▶ Request: Your answer should be a single number: the count of lines that include "比喻定义".

[begin Rows]

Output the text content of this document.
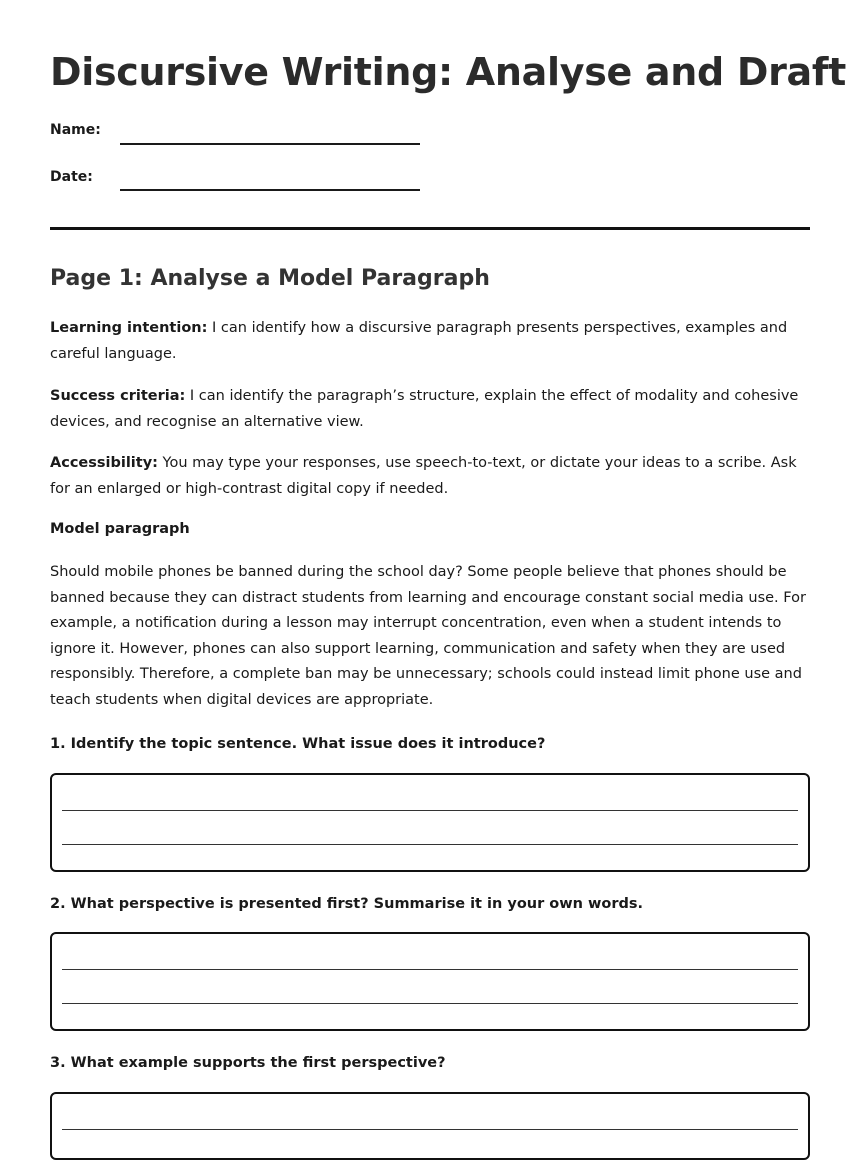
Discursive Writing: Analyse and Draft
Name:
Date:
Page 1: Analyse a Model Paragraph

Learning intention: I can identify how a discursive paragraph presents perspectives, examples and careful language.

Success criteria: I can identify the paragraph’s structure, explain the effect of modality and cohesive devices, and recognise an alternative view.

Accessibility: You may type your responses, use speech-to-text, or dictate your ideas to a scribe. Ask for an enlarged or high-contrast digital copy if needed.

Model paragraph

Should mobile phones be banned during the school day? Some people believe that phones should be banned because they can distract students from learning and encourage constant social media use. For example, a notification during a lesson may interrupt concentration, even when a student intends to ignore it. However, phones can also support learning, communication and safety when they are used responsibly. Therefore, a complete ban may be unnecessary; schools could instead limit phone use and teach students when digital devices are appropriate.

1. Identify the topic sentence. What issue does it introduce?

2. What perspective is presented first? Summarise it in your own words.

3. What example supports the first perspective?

[end Rows]
[begin Rows]

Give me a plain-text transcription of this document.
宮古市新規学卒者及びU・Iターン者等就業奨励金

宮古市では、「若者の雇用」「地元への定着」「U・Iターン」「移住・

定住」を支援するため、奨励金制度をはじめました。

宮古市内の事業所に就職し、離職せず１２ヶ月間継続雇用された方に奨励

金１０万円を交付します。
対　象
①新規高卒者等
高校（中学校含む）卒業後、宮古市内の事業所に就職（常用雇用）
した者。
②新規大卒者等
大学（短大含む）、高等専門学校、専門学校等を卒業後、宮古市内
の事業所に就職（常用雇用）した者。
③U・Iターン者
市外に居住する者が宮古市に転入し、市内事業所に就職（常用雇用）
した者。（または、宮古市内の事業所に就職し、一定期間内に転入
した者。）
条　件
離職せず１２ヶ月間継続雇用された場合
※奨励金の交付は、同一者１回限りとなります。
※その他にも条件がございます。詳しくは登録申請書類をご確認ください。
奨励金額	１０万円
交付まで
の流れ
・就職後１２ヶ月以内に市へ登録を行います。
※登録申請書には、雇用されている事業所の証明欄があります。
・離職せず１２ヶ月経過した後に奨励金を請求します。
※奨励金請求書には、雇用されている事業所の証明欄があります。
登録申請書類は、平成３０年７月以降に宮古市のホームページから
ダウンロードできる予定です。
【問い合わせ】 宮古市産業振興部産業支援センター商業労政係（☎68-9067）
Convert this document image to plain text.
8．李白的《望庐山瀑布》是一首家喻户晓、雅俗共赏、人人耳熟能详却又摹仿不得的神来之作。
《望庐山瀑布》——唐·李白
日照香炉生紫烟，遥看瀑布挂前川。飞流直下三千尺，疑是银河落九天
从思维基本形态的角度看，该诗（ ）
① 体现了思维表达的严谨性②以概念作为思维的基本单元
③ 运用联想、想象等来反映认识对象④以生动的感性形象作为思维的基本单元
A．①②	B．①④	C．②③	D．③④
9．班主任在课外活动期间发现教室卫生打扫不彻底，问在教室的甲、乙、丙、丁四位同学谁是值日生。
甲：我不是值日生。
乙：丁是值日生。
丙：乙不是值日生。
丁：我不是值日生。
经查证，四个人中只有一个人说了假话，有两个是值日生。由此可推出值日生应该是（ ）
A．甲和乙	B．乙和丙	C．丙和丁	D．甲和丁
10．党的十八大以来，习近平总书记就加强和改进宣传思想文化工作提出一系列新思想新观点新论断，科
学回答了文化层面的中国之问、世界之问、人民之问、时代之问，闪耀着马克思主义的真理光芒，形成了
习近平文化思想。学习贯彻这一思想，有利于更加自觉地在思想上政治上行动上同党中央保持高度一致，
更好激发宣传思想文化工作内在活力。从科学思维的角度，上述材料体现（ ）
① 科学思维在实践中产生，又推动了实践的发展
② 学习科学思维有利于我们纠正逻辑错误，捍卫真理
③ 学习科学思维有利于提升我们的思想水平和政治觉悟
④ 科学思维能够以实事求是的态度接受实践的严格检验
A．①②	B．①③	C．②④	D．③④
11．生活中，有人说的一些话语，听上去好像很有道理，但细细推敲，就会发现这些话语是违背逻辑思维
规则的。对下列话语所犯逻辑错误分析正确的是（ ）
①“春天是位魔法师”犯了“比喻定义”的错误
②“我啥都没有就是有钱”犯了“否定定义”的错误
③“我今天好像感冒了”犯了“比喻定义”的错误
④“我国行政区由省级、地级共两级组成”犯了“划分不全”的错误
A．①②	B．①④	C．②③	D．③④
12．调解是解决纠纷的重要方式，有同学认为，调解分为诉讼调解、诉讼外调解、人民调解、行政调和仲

[end Rows]
[begin Rows]

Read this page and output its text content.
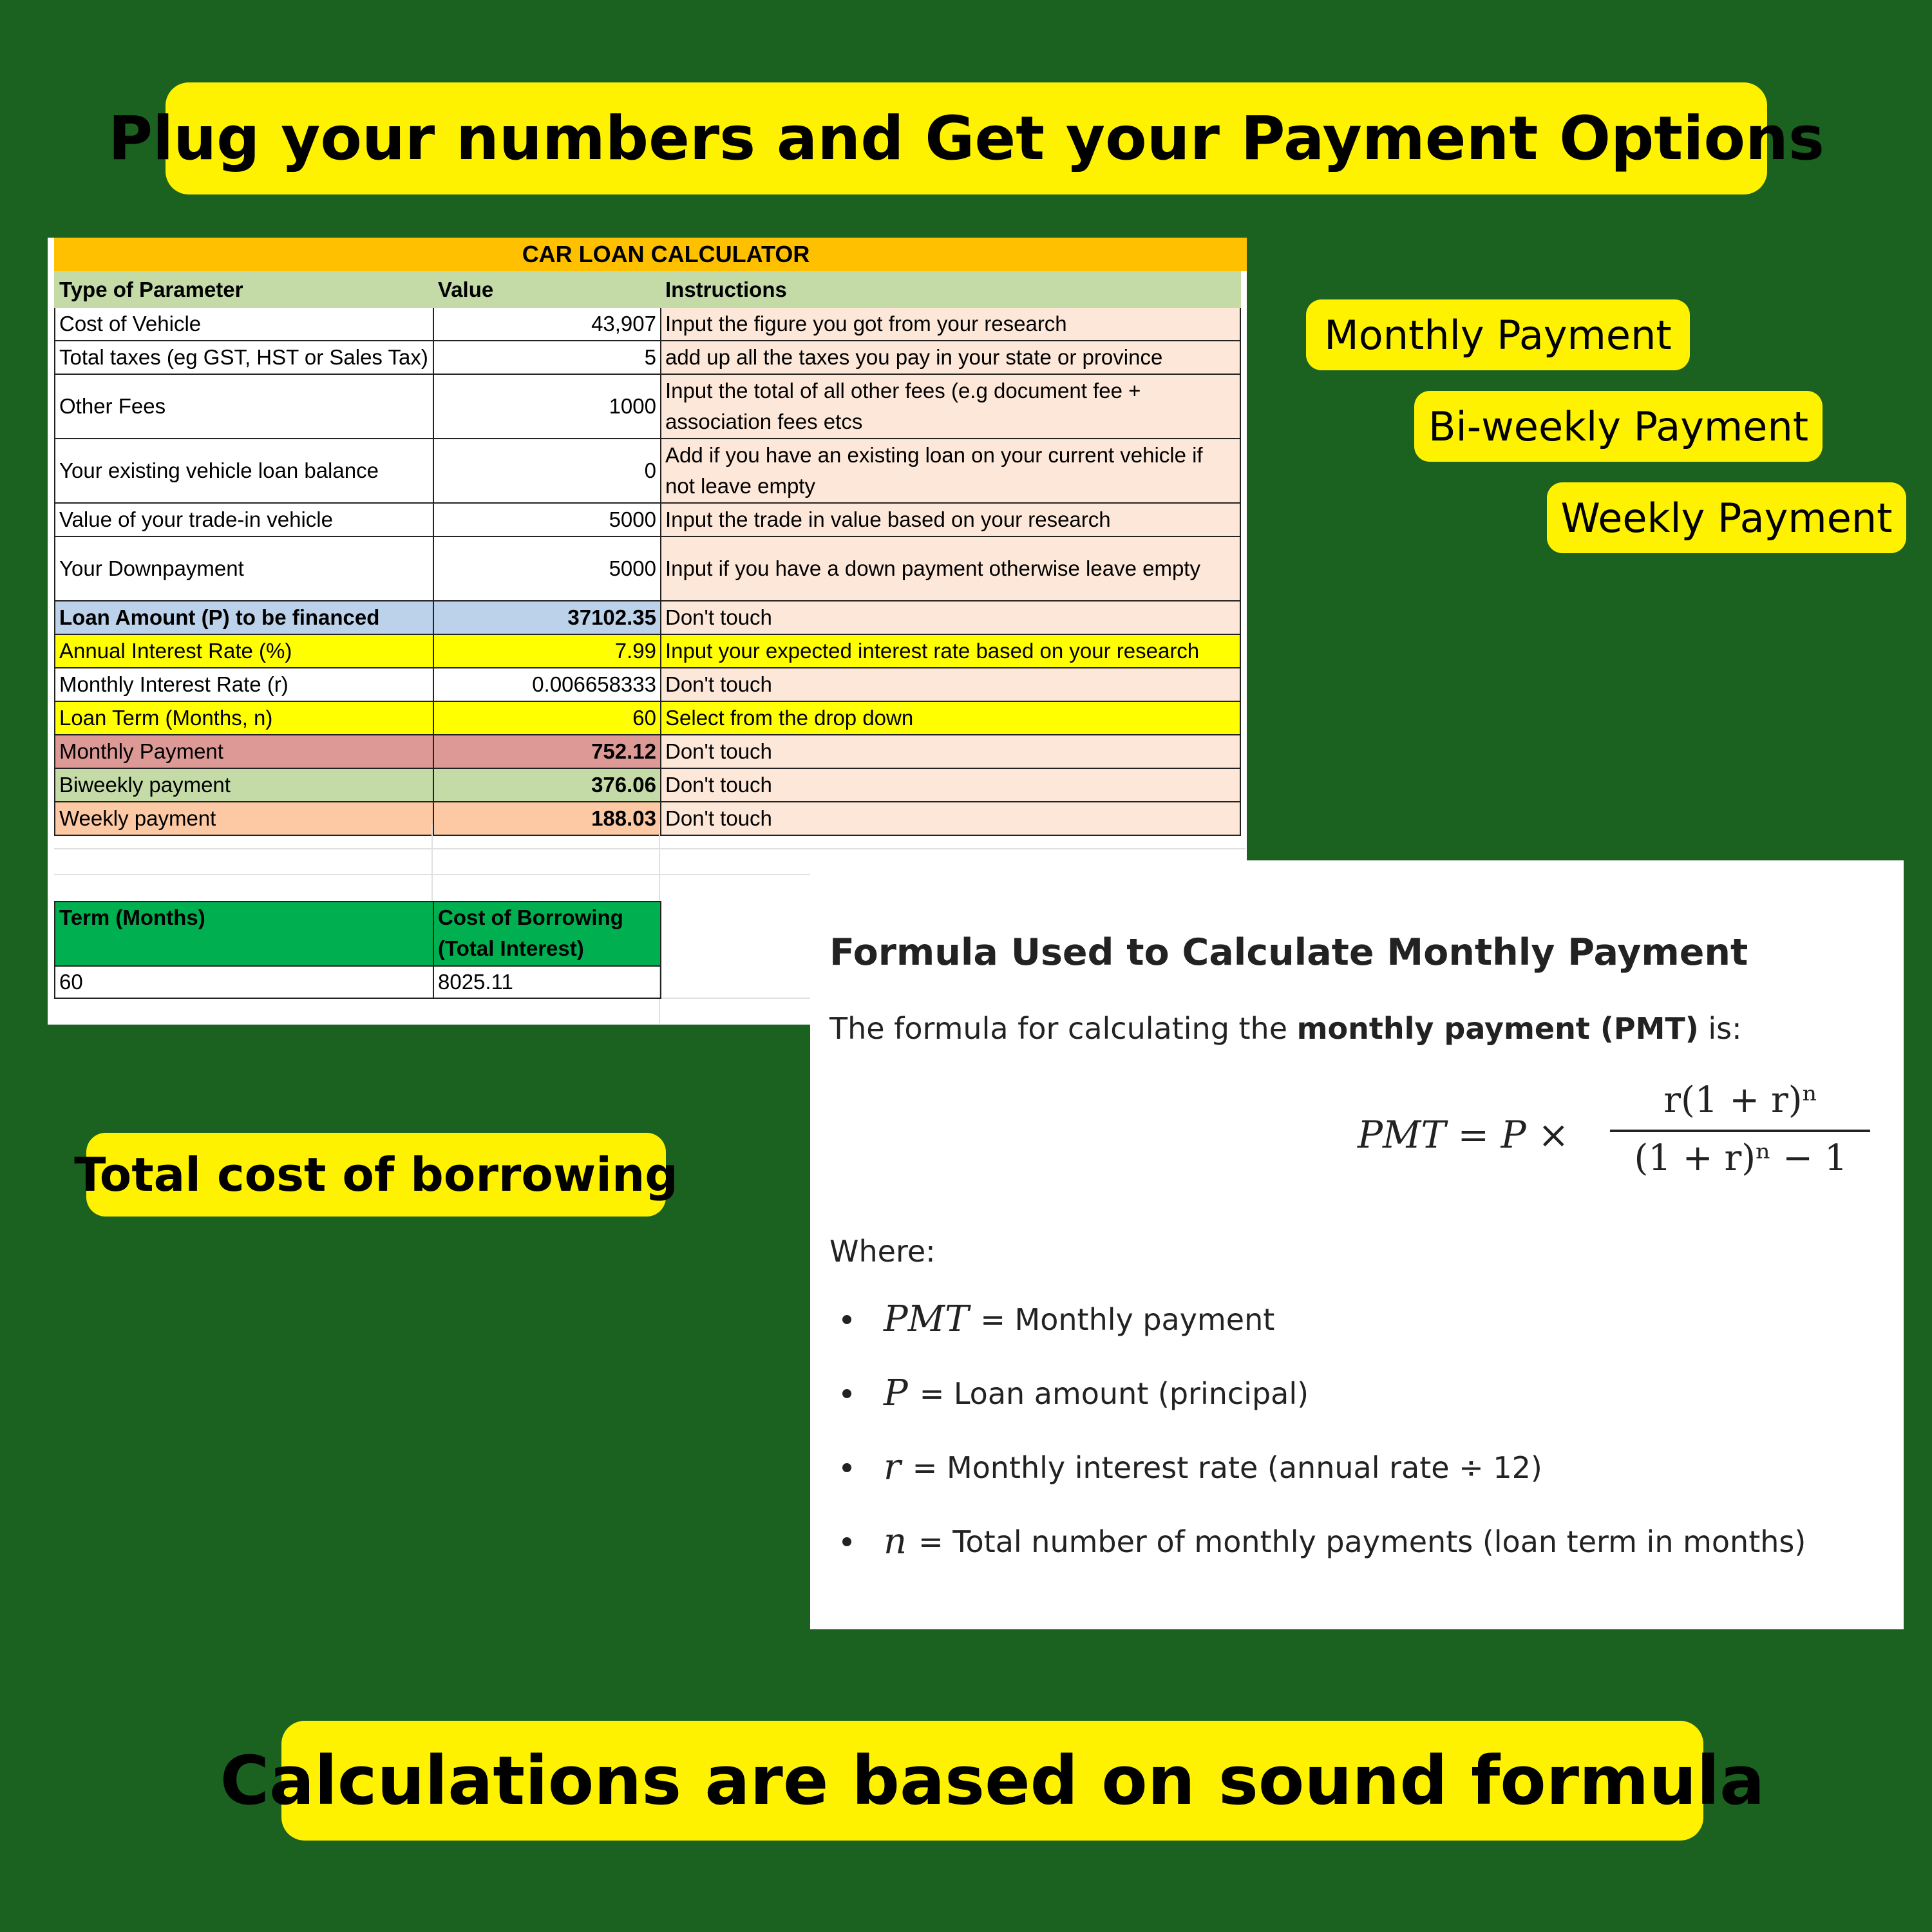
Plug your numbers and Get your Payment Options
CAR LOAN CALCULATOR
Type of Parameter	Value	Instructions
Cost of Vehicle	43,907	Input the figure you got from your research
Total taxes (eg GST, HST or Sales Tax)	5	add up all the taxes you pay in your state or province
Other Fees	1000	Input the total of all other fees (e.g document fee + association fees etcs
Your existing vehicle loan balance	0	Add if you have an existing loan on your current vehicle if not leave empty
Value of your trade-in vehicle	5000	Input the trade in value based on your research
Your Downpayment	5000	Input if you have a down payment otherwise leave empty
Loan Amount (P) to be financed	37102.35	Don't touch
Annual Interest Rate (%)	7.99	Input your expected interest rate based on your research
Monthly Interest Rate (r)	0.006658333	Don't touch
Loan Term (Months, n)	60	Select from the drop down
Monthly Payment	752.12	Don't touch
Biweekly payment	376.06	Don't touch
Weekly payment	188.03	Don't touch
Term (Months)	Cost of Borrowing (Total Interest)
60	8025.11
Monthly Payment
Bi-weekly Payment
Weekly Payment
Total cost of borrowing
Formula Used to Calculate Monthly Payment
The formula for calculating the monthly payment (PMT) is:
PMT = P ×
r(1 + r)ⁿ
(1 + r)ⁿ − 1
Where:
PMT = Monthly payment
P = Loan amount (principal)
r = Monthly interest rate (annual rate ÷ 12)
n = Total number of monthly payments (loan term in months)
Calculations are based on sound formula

[end Rows]

▶ Written answer: 2